* Start Records for this task *

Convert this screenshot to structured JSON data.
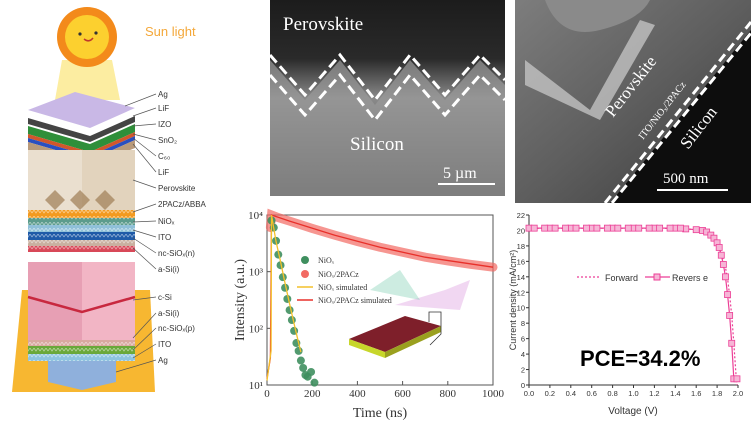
{
  "diagram": {
    "sun_label": "Sun light",
    "layers": [
      "Ag",
      "LiF",
      "IZO",
      "SnO₂",
      "C₆₀",
      "LiF",
      "Perovskite",
      "2PACz/ABBA",
      "NiOₓ",
      "ITO",
      "nc-SiOₓ(n)",
      "a-Si(i)",
      "c-Si",
      "a-Si(i)",
      "nc-SiOₓ(p)",
      "ITO",
      "Ag"
    ],
    "colors": {
      "sun": "#f7b21b",
      "beam": "#fbe98a",
      "backdrop": "#f7b731",
      "perovskite": "#eadfcf",
      "silicon": "#f2b5c5",
      "ag_bottom": "#8fb0dc"
    }
  },
  "sem_top": {
    "label_top": "Perovskite",
    "label_bottom": "Silicon",
    "scale": "5 µm"
  },
  "sem_side": {
    "label_perovskite": "Perovskite",
    "label_interface": "ITO/NiOₓ/2PACz",
    "label_silicon": "Silicon",
    "scale": "500 nm"
  },
  "chart_data": [
    {
      "type": "scatter",
      "title": "",
      "xlabel": "Time (ns)",
      "ylabel": "Intensity (a.u.)",
      "xlim": [
        0,
        1000
      ],
      "ylim": [
        10,
        10000
      ],
      "yscale": "log",
      "xticks": [
        "0",
        "200",
        "400",
        "600",
        "800",
        "1000"
      ],
      "yticks": [
        "10¹",
        "10²",
        "10³",
        "10⁴"
      ],
      "legend": [
        "NiOₓ",
        "NiOₓ/2PACz",
        "NiOₓ simulated",
        "NiOₓ/2PACz simulated"
      ],
      "legend_placement": "center-left",
      "series": [
        {
          "name": "NiOₓ",
          "color": "#3f8f5f",
          "x": [
            20,
            30,
            40,
            50,
            60,
            70,
            80,
            90,
            100,
            110,
            120,
            130,
            140,
            150,
            160,
            170,
            180,
            195,
            210
          ],
          "y": [
            8000,
            6000,
            3500,
            2000,
            1300,
            800,
            520,
            330,
            210,
            140,
            90,
            55,
            40,
            27,
            20,
            15,
            14,
            17,
            11
          ]
        },
        {
          "name": "NiOₓ/2PACz",
          "color": "#f26a63",
          "x": [
            15,
            20,
            50,
            100,
            200,
            300,
            400,
            500,
            600,
            700,
            800,
            900,
            1000
          ],
          "y": [
            6000,
            10000,
            9000,
            7800,
            5800,
            4400,
            3400,
            2700,
            2200,
            1800,
            1550,
            1350,
            1200
          ]
        },
        {
          "name": "NiOₓ simulated",
          "color": "#f3c12b",
          "x": [
            0,
            18,
            20,
            40,
            60,
            80,
            100,
            120,
            140,
            150
          ],
          "y": [
            12,
            40,
            10000,
            3400,
            1500,
            620,
            270,
            120,
            55,
            38
          ]
        },
        {
          "name": "NiOₓ/2PACz simulated",
          "color": "#e8302a",
          "x": [
            0,
            15,
            20,
            100,
            300,
            500,
            700,
            1000
          ],
          "y": [
            13,
            30,
            10000,
            7800,
            4400,
            2700,
            1800,
            1200
          ]
        }
      ]
    },
    {
      "type": "line",
      "xlabel": "Voltage (V)",
      "ylabel": "Current density (mA/cm²)",
      "xlim": [
        0,
        2.0
      ],
      "ylim": [
        0,
        22
      ],
      "xticks": [
        "0.0",
        "0.2",
        "0.4",
        "0.6",
        "0.8",
        "1.0",
        "1.2",
        "1.4",
        "1.6",
        "1.8",
        "2.0"
      ],
      "yticks": [
        "0",
        "2",
        "4",
        "6",
        "8",
        "10",
        "12",
        "14",
        "16",
        "18",
        "20",
        "22"
      ],
      "legend": [
        "Forward",
        "Revers e"
      ],
      "legend_placement": "center",
      "annotation": "PCE=34.2%",
      "color": "#ec3f96",
      "series": [
        {
          "name": "Forward",
          "style": "dotted",
          "x": [
            0,
            0.4,
            0.8,
            1.2,
            1.5,
            1.6,
            1.7,
            1.75,
            1.8,
            1.85,
            1.88,
            1.9,
            1.92,
            1.94,
            1.96,
            1.98,
            1.99
          ],
          "y": [
            20.3,
            20.3,
            20.3,
            20.3,
            20.2,
            20.1,
            19.7,
            19.2,
            18.3,
            16.6,
            15.2,
            13.8,
            11.6,
            9.0,
            5.4,
            1.5,
            0
          ]
        },
        {
          "name": "Revers e",
          "style": "line-square",
          "x": [
            0,
            0.2,
            0.4,
            0.6,
            0.8,
            1.0,
            1.2,
            1.4,
            1.5,
            1.6,
            1.66,
            1.7,
            1.74,
            1.77,
            1.8,
            1.82,
            1.84,
            1.86,
            1.88,
            1.9,
            1.92,
            1.94,
            1.96,
            1.99
          ],
          "y": [
            20.3,
            20.3,
            20.3,
            20.3,
            20.3,
            20.3,
            20.3,
            20.3,
            20.2,
            20.1,
            20.0,
            19.8,
            19.4,
            19.0,
            18.4,
            17.8,
            16.8,
            15.6,
            14.0,
            11.7,
            9.0,
            5.4,
            0.8,
            0.8
          ]
        }
      ]
    }
  ]
}
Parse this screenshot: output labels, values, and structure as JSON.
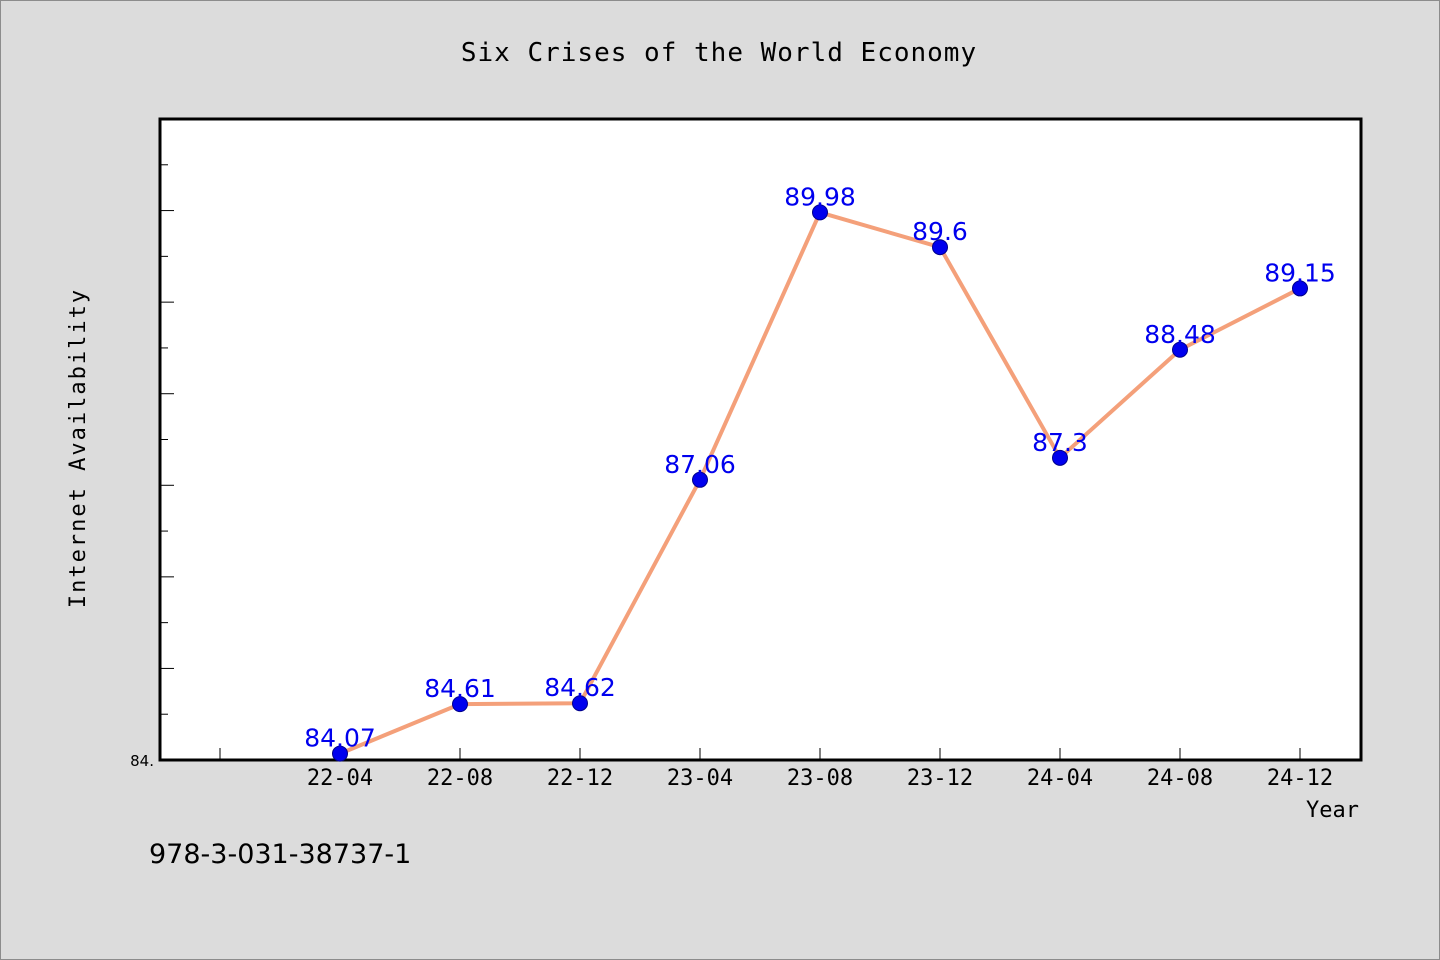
{
  "chart_data": {
    "type": "line",
    "title": "Six Crises of the World Economy",
    "xlabel": "Year",
    "ylabel": "Internet Availability",
    "categories": [
      "22-04",
      "22-08",
      "22-12",
      "23-04",
      "23-08",
      "23-12",
      "24-04",
      "24-08",
      "24-12"
    ],
    "series": [
      {
        "values": [
          84.07,
          84.61,
          84.62,
          87.06,
          89.98,
          89.6,
          87.3,
          88.48,
          89.15
        ],
        "value_labels": [
          "84.07",
          "84.61",
          "84.62",
          "87.06",
          "89.98",
          "89.6",
          "87.3",
          "88.48",
          "89.15"
        ]
      }
    ],
    "ylim": [
      84.0,
      91.0
    ],
    "y_tick_label": "84.",
    "grid": false,
    "legend": "none",
    "colors": {
      "line": "#f4a07a",
      "marker": "#0000ee",
      "label": "#0000ee",
      "background": "#dcdcdc",
      "plot_background": "#ffffff"
    }
  },
  "footer_code": "978-3-031-38737-1"
}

* End Records for this task *

Repeat the records above exactly, leaving out any pictures they contain.

Convert this screenshot to structured JSON data.
{
  "diagram": {
    "sun_label": "Sun light",
    "layers": [
      "Ag",
      "LiF",
      "IZO",
      "SnO₂",
      "C₆₀",
      "LiF",
      "Perovskite",
      "2PACz/ABBA",
      "NiOₓ",
      "ITO",
      "nc-SiOₓ(n)",
      "a-Si(i)",
      "c-Si",
      "a-Si(i)",
      "nc-SiOₓ(p)",
      "ITO",
      "Ag"
    ],
    "colors": {
      "sun": "#f7b21b",
      "beam": "#fbe98a",
      "backdrop": "#f7b731",
      "perovskite": "#eadfcf",
      "silicon": "#f2b5c5",
      "ag_bottom": "#8fb0dc"
    }
  },
  "sem_top": {
    "label_top": "Perovskite",
    "label_bottom": "Silicon",
    "scale": "5 µm"
  },
  "sem_side": {
    "label_perovskite": "Perovskite",
    "label_interface": "ITO/NiOₓ/2PACz",
    "label_silicon": "Silicon",
    "scale": "500 nm"
  },
  "chart_data": [
    {
      "type": "scatter",
      "title": "",
      "xlabel": "Time (ns)",
      "ylabel": "Intensity (a.u.)",
      "xlim": [
        0,
        1000
      ],
      "ylim": [
        10,
        10000
      ],
      "yscale": "log",
      "xticks": [
        "0",
        "200",
        "400",
        "600",
        "800",
        "1000"
      ],
      "yticks": [
        "10¹",
        "10²",
        "10³",
        "10⁴"
      ],
      "legend": [
        "NiOₓ",
        "NiOₓ/2PACz",
        "NiOₓ simulated",
        "NiOₓ/2PACz simulated"
      ],
      "legend_placement": "center-left",
      "series": [
        {
          "name": "NiOₓ",
          "color": "#3f8f5f",
          "x": [
            20,
            30,
            40,
            50,
            60,
            70,
            80,
            90,
            100,
            110,
            120,
            130,
            140,
            150,
            160,
            170,
            180,
            195,
            210
          ],
          "y": [
            8000,
            6000,
            3500,
            2000,
            1300,
            800,
            520,
            330,
            210,
            140,
            90,
            55,
            40,
            27,
            20,
            15,
            14,
            17,
            11
          ]
        },
        {
          "name": "NiOₓ/2PACz",
          "color": "#f26a63",
          "x": [
            15,
            20,
            50,
            100,
            200,
            300,
            400,
            500,
            600,
            700,
            800,
            900,
            1000
          ],
          "y": [
            6000,
            10000,
            9000,
            7800,
            5800,
            4400,
            3400,
            2700,
            2200,
            1800,
            1550,
            1350,
            1200
          ]
        },
        {
          "name": "NiOₓ simulated",
          "color": "#f3c12b",
          "x": [
            0,
            18,
            20,
            40,
            60,
            80,
            100,
            120,
            140,
            150
          ],
          "y": [
            12,
            40,
            10000,
            3400,
            1500,
            620,
            270,
            120,
            55,
            38
          ]
        },
        {
          "name": "NiOₓ/2PACz simulated",
          "color": "#e8302a",
          "x": [
            0,
            15,
            20,
            100,
            300,
            500,
            700,
            1000
          ],
          "y": [
            13,
            30,
            10000,
            7800,
            4400,
            2700,
            1800,
            1200
          ]
        }
      ]
    },
    {
      "type": "line",
      "xlabel": "Voltage (V)",
      "ylabel": "Current density (mA/cm²)",
      "xlim": [
        0,
        2.0
      ],
      "ylim": [
        0,
        22
      ],
      "xticks": [
        "0.0",
        "0.2",
        "0.4",
        "0.6",
        "0.8",
        "1.0",
        "1.2",
        "1.4",
        "1.6",
        "1.8",
        "2.0"
      ],
      "yticks": [
        "0",
        "2",
        "4",
        "6",
        "8",
        "10",
        "12",
        "14",
        "16",
        "18",
        "20",
        "22"
      ],
      "legend": [
        "Forward",
        "Revers e"
      ],
      "legend_placement": "center",
      "annotation": "PCE=34.2%",
      "color": "#ec3f96",
      "series": [
        {
          "name": "Forward",
          "style": "dotted",
          "x": [
            0,
            0.4,
            0.8,
            1.2,
            1.5,
            1.6,
            1.7,
            1.75,
            1.8,
            1.85,
            1.88,
            1.9,
            1.92,
            1.94,
            1.96,
            1.98,
            1.99
          ],
          "y": [
            20.3,
            20.3,
            20.3,
            20.3,
            20.2,
            20.1,
            19.7,
            19.2,
            18.3,
            16.6,
            15.2,
            13.8,
            11.6,
            9.0,
            5.4,
            1.5,
            0
          ]
        },
        {
          "name": "Revers e",
          "style": "line-square",
          "x": [
            0,
            0.2,
            0.4,
            0.6,
            0.8,
            1.0,
            1.2,
            1.4,
            1.5,
            1.6,
            1.66,
            1.7,
            1.74,
            1.77,
            1.8,
            1.82,
            1.84,
            1.86,
            1.88,
            1.9,
            1.92,
            1.94,
            1.96,
            1.99
          ],
          "y": [
            20.3,
            20.3,
            20.3,
            20.3,
            20.3,
            20.3,
            20.3,
            20.3,
            20.2,
            20.1,
            20.0,
            19.8,
            19.4,
            19.0,
            18.4,
            17.8,
            16.8,
            15.6,
            14.0,
            11.7,
            9.0,
            5.4,
            0.8,
            0.8
          ]
        }
      ]
    }
  ]
}
Parse this screenshot: output labels, values, and structure as JSON.
{
  "chart_data": {
    "type": "line",
    "title": "Six Crises of the World Economy",
    "xlabel": "Year",
    "ylabel": "Internet Availability",
    "categories": [
      "22-04",
      "22-08",
      "22-12",
      "23-04",
      "23-08",
      "23-12",
      "24-04",
      "24-08",
      "24-12"
    ],
    "series": [
      {
        "values": [
          84.07,
          84.61,
          84.62,
          87.06,
          89.98,
          89.6,
          87.3,
          88.48,
          89.15
        ],
        "value_labels": [
          "84.07",
          "84.61",
          "84.62",
          "87.06",
          "89.98",
          "89.6",
          "87.3",
          "88.48",
          "89.15"
        ]
      }
    ],
    "ylim": [
      84.0,
      91.0
    ],
    "y_tick_label": "84.",
    "grid": false,
    "legend": "none",
    "colors": {
      "line": "#f4a07a",
      "marker": "#0000ee",
      "label": "#0000ee",
      "background": "#dcdcdc",
      "plot_background": "#ffffff"
    }
  },
  "footer_code": "978-3-031-38737-1"
}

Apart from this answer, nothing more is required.